### WHAT YOU NEED TO DO
Tally the lines in the records underneath that contain the string "Šifra", and state the figure by itself.

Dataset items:
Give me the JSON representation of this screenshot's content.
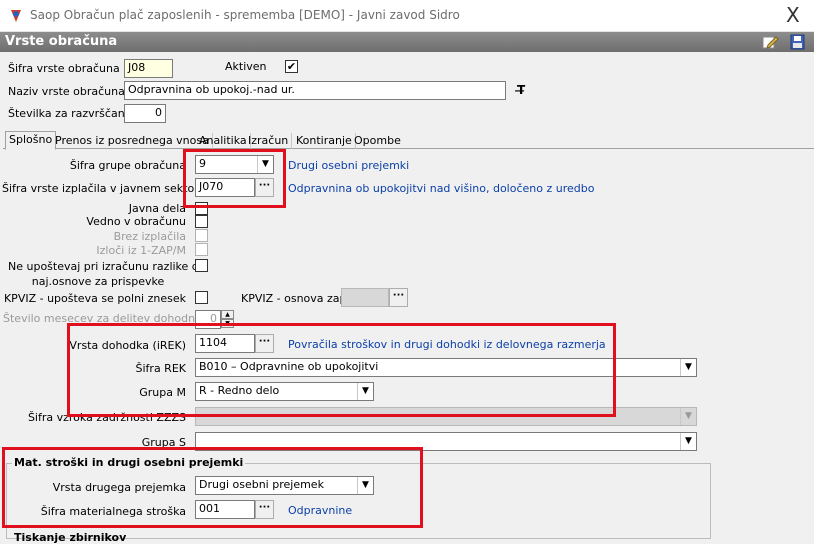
{
  "window": {
    "title": "Saop Obračun plač zaposlenih - sprememba [DEMO] - Javni zavod Sidro",
    "close_glyph": "X"
  },
  "header": {
    "title": "Vrste obračuna"
  },
  "top": {
    "sifra_label": "Šifra vrste obračuna",
    "sifra_value": "J08",
    "aktiven_label": "Aktiven",
    "aktiven_checked": true,
    "naziv_label": "Naziv vrste obračuna",
    "naziv_value": "Odpravnina ob upokoj.-nad ur.",
    "stevilka_label": "Številka  za razvrščanje",
    "stevilka_value": "0"
  },
  "tabs": [
    {
      "label": "Splošno"
    },
    {
      "label": "Prenos iz posrednega vnosa"
    },
    {
      "label": "Analitika"
    },
    {
      "label": "Izračun"
    },
    {
      "label": "Kontiranje"
    },
    {
      "label": "Opombe"
    }
  ],
  "general": {
    "skupina_label": "Šifra grupe obračuna",
    "skupina_value": "9",
    "skupina_desc": "Drugi osebni prejemki",
    "izplacilo_label": "Šifra vrste izplačila v javnem sektorju",
    "izplacilo_value": "J070",
    "izplacilo_desc": "Odpravnina ob upokojitvi nad višino, določeno z uredbo",
    "javna_dela_label": "Javna dela",
    "vedno_label": "Vedno v obračunu",
    "brez_label": "Brez izplačila",
    "izloci_label": "Izloči iz 1-ZAP/M",
    "neupostevaj_line1": "Ne upoštevaj pri izračunu razlike do",
    "neupostevaj_line2": "naj.osnove za prispevke",
    "kpviz_label": "KPVIZ - upošteva se polni znesek",
    "kpviz_osnova_label": "KPVIZ - osnova zap.",
    "mesecev_label": "Število mesecev za delitev dohodnine:",
    "mesecev_value": "0",
    "vrsta_dohodka_label": "Vrsta dohodka (iREK)",
    "vrsta_dohodka_value": "1104",
    "vrsta_dohodka_desc": "Povračila stroškov in drugi dohodki iz delovnega razmerja",
    "sifra_rek_label": "Šifra REK",
    "sifra_rek_value": "B010 – Odpravnine ob upokojitvi",
    "grupa_m_label": "Grupa M",
    "grupa_m_value": "R - Redno delo",
    "sifra_vzroka_label": "Šifra vzroka zadržnosti ZZZS",
    "grupa_s_label": "Grupa S",
    "grupa_s_value": ""
  },
  "mat": {
    "group_title": "Mat. stroški in drugi osebni prejemki",
    "vrsta_label": "Vrsta drugega prejemka",
    "vrsta_value": "Drugi osebni prejemek",
    "sifra_label": "Šifra materialnega stroška",
    "sifra_value": "001",
    "sifra_desc": "Odpravnine"
  },
  "bottom": {
    "group_title": "Tiskanje zbirnikov"
  },
  "icons": [
    "app-icon",
    "edit-icon",
    "save-icon",
    "text-format-icon",
    "ellipsis-icon",
    "dropdown-arrow-icon",
    "spin-up-icon",
    "spin-down-icon"
  ],
  "colors": {
    "highlight_box": "#e0101e",
    "link": "#0b3fa8",
    "header": "#7a7a7a"
  }
}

### SOLUTION TO THIS EXERCISE
6